--- Dataset records ---

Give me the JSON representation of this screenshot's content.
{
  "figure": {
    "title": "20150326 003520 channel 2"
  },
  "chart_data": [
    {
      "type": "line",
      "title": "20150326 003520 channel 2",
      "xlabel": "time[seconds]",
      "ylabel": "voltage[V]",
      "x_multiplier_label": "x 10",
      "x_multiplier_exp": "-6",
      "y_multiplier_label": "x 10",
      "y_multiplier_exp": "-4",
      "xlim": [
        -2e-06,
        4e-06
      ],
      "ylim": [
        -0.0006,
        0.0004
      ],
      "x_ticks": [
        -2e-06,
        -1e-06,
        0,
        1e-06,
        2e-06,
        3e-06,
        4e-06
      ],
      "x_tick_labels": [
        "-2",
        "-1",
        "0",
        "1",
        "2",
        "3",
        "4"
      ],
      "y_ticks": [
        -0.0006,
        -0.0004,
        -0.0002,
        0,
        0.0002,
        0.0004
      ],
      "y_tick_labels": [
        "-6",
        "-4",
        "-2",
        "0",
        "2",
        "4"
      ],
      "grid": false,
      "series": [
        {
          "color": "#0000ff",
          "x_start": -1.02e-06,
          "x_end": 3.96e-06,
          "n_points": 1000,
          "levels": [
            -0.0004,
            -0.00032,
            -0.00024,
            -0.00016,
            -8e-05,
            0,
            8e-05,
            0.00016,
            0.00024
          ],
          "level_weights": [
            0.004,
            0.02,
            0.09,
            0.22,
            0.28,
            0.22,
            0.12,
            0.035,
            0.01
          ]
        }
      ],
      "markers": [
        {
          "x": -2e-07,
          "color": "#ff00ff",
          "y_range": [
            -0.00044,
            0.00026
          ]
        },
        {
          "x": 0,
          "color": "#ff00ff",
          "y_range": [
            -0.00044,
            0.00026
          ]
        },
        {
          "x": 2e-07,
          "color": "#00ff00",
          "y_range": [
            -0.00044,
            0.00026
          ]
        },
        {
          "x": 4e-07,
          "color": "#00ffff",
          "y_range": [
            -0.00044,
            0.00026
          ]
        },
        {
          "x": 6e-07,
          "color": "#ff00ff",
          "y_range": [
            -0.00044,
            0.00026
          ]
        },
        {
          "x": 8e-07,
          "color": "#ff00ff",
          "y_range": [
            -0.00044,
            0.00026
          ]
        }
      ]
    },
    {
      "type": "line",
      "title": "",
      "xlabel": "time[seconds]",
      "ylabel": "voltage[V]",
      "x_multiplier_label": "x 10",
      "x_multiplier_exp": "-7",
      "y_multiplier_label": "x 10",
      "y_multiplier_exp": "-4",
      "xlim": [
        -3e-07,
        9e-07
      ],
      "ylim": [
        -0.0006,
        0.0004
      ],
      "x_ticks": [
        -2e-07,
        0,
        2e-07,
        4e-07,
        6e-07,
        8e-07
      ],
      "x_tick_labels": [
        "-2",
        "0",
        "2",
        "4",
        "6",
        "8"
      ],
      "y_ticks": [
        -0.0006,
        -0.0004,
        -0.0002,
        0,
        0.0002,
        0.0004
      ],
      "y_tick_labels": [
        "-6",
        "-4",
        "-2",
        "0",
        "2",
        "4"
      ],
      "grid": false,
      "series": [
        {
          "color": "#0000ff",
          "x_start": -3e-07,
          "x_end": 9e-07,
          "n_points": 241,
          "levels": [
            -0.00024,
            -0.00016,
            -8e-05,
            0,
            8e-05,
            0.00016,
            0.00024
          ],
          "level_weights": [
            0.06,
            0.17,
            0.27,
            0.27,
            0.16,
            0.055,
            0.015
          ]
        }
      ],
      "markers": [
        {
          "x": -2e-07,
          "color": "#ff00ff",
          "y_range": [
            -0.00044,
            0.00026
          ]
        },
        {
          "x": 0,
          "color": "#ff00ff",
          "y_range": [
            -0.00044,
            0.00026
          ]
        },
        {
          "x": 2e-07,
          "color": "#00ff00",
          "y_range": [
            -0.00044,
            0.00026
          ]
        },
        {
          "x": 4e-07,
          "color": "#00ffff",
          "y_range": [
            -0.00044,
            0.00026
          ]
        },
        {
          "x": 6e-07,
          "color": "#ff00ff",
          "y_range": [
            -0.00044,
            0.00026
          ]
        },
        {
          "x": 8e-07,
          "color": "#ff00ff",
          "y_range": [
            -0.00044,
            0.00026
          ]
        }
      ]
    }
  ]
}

---
--- Dataset records ---

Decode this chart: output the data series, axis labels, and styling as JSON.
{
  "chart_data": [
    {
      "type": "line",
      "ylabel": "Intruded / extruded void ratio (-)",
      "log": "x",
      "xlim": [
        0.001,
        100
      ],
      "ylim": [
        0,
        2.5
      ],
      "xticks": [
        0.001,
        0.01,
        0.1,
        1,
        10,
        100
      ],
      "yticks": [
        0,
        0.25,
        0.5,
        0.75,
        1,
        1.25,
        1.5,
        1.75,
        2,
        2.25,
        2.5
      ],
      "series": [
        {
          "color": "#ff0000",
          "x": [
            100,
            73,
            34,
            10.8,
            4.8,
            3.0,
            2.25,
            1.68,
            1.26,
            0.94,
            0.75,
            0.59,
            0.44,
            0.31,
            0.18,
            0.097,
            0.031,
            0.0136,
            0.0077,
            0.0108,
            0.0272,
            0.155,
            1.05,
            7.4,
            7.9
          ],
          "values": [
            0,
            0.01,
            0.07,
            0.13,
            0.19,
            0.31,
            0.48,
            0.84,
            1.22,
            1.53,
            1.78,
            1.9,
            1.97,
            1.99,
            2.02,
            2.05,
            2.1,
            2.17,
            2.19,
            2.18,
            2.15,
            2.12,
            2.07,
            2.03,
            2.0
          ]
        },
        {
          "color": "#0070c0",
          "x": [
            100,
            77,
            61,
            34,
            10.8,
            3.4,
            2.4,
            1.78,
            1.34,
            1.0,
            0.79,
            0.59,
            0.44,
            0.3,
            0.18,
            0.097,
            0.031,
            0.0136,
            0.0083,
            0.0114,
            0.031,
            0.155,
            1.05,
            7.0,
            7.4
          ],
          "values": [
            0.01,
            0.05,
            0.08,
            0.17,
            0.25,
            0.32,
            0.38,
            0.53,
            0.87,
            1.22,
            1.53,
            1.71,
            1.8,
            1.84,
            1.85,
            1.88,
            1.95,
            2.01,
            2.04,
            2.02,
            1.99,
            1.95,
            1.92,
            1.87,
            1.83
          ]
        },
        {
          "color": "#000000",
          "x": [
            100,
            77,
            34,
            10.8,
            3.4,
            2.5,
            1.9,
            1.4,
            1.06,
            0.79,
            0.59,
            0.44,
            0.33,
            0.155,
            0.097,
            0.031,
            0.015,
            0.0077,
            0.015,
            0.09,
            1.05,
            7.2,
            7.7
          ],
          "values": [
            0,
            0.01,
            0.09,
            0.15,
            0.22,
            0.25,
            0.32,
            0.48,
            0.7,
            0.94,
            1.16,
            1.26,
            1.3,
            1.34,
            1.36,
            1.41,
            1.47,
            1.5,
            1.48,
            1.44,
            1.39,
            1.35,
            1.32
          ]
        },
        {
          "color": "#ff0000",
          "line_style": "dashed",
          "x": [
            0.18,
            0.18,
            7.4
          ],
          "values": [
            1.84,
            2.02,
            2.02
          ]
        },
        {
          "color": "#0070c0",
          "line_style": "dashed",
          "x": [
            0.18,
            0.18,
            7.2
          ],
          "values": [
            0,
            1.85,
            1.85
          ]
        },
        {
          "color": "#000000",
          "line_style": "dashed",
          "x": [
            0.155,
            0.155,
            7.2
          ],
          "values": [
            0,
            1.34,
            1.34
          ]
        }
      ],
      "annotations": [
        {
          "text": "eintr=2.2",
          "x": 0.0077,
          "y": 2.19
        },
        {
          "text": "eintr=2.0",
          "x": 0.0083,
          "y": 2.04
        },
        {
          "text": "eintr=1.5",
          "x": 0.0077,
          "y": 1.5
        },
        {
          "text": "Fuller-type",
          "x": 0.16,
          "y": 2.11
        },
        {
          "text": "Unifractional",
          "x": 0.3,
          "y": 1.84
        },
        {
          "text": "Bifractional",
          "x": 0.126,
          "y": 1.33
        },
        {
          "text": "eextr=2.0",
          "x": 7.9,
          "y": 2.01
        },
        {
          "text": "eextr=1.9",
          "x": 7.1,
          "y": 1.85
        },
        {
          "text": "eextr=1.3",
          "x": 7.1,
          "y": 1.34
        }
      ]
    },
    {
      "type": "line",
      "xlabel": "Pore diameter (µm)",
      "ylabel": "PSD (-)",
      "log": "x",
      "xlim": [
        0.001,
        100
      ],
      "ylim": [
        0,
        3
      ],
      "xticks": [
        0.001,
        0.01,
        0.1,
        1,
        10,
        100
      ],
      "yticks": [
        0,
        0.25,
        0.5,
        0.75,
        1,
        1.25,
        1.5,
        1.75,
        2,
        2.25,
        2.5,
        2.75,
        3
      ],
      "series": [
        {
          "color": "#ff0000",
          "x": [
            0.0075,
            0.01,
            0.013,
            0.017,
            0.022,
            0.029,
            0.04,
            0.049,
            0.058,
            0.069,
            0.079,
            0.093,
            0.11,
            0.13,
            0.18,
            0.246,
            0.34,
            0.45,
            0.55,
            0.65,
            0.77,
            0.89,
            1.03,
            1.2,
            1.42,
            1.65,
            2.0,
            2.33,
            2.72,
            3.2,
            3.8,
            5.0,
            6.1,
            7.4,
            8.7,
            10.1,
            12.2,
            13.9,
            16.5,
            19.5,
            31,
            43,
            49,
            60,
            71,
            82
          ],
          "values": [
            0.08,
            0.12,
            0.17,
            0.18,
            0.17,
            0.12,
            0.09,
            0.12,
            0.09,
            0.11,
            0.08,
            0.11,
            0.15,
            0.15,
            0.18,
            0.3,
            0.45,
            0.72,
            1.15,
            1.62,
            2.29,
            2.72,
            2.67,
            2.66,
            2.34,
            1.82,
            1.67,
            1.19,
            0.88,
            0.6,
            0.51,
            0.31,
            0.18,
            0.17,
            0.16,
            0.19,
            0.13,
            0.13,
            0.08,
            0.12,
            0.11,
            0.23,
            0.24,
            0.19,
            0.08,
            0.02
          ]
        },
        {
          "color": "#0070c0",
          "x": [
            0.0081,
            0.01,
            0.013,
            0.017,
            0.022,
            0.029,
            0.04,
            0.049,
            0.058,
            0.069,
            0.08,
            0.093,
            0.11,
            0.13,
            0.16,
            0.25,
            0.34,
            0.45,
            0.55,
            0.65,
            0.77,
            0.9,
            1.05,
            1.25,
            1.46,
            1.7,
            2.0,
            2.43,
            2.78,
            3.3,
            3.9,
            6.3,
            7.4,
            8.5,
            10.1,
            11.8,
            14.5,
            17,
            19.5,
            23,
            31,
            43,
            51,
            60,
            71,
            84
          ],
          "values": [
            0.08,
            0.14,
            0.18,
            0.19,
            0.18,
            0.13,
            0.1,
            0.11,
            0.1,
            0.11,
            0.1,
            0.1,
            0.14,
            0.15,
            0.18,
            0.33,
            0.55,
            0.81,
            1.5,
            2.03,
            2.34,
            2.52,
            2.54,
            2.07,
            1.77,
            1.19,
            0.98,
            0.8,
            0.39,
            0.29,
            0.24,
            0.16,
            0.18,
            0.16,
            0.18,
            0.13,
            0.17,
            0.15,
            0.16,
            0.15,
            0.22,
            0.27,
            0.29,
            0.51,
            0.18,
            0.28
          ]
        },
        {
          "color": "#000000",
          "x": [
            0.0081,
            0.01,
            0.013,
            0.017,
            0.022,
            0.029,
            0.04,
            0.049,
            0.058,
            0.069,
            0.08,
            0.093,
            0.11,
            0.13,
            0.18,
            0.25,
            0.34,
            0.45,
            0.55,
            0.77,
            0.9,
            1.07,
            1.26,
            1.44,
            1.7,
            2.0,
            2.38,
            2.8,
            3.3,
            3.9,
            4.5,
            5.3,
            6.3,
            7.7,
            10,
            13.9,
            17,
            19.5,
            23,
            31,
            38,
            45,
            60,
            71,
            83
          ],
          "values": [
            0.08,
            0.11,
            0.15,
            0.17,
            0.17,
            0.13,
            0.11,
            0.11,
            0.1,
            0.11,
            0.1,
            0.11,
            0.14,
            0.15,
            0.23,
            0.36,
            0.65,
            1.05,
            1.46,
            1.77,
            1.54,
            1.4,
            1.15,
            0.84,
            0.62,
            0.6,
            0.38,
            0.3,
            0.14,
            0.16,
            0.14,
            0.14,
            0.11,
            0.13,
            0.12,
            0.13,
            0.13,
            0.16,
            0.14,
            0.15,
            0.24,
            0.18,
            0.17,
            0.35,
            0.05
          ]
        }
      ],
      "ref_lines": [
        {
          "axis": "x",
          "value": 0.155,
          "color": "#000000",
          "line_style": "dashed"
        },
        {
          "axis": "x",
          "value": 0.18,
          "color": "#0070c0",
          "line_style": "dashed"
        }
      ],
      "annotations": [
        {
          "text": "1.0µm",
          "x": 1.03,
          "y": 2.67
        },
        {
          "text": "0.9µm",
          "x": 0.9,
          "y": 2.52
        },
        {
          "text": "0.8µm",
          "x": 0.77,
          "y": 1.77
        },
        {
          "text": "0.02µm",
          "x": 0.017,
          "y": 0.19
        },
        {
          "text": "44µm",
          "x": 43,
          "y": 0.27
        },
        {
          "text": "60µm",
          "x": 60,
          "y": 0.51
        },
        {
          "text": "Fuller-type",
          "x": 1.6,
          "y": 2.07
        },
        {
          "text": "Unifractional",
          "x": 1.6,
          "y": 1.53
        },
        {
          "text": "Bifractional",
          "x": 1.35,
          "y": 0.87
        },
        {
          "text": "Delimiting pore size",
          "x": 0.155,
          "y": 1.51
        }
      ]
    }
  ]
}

---

__Objective__
Scan the material above. Return every line containing the string "channel".

__Result of this exercise__
    "title": "20150326 003520 channel 2"
      "title": "20150326 003520 channel 2",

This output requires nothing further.